Stored data entries:
==*==

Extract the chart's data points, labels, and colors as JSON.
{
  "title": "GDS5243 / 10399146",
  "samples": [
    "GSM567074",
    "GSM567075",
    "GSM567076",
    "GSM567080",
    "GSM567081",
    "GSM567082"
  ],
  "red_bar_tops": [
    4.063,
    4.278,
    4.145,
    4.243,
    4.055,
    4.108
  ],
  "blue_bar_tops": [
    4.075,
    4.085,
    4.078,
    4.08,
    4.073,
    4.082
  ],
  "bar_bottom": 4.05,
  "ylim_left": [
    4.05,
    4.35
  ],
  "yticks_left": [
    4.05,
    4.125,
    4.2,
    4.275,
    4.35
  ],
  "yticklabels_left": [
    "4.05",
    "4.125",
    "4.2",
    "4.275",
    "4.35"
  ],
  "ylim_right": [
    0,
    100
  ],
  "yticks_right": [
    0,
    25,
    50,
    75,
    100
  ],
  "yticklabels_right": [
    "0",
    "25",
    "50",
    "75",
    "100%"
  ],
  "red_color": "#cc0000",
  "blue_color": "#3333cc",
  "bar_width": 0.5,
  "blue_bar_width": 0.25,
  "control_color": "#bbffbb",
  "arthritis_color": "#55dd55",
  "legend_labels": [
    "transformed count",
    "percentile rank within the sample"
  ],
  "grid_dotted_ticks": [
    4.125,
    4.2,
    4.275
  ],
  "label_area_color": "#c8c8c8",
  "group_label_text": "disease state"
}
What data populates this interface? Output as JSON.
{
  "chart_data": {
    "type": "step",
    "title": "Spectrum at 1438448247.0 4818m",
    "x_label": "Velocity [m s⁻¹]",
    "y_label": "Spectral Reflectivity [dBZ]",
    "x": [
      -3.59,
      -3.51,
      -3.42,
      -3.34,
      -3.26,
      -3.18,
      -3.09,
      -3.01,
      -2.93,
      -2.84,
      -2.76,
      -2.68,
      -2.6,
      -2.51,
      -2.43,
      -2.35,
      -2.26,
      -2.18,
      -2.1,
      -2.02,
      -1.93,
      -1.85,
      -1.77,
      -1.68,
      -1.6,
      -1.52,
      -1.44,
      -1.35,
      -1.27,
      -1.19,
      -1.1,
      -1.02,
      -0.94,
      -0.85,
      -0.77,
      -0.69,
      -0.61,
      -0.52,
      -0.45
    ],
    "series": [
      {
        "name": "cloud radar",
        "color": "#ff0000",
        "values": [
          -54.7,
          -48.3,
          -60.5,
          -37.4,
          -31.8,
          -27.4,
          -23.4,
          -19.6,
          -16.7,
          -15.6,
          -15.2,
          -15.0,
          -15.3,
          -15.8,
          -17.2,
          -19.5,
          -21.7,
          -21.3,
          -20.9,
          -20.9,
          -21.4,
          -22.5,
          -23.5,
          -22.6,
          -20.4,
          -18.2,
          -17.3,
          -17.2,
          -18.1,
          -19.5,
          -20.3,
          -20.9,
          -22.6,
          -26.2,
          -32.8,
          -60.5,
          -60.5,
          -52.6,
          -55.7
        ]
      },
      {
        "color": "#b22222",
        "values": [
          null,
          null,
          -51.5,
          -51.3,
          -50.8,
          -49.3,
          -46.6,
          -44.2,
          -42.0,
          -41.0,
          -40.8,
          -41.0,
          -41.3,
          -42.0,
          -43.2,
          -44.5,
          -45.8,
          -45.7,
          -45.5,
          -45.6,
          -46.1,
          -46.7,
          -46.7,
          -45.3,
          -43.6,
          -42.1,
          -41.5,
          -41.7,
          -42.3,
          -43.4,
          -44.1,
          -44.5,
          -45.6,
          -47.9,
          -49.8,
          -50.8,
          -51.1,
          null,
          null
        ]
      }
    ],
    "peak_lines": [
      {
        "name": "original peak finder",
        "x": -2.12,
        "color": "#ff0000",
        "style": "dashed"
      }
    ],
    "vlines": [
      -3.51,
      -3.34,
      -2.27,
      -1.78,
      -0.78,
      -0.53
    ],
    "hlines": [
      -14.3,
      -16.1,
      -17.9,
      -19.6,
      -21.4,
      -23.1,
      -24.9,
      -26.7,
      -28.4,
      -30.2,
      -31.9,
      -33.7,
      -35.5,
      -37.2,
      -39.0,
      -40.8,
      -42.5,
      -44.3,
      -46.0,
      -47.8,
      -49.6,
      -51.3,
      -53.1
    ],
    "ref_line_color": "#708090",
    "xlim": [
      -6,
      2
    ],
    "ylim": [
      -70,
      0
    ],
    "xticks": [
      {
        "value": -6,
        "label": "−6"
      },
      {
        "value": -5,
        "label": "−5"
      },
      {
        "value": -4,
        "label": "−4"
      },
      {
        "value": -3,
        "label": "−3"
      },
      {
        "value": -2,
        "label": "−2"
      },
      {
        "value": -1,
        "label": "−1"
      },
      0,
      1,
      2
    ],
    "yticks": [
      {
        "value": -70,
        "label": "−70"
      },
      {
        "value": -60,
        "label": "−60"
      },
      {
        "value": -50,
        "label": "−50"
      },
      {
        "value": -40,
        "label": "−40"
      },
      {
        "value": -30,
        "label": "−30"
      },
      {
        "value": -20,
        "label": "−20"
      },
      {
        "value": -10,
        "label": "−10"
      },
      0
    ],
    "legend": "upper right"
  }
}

==*==

EXERCISE INSTRUCTIONS: Show the lines that mention the word "name".

THE RESPONSE:
        "name": "cloud radar",
        "name": "original peak finder",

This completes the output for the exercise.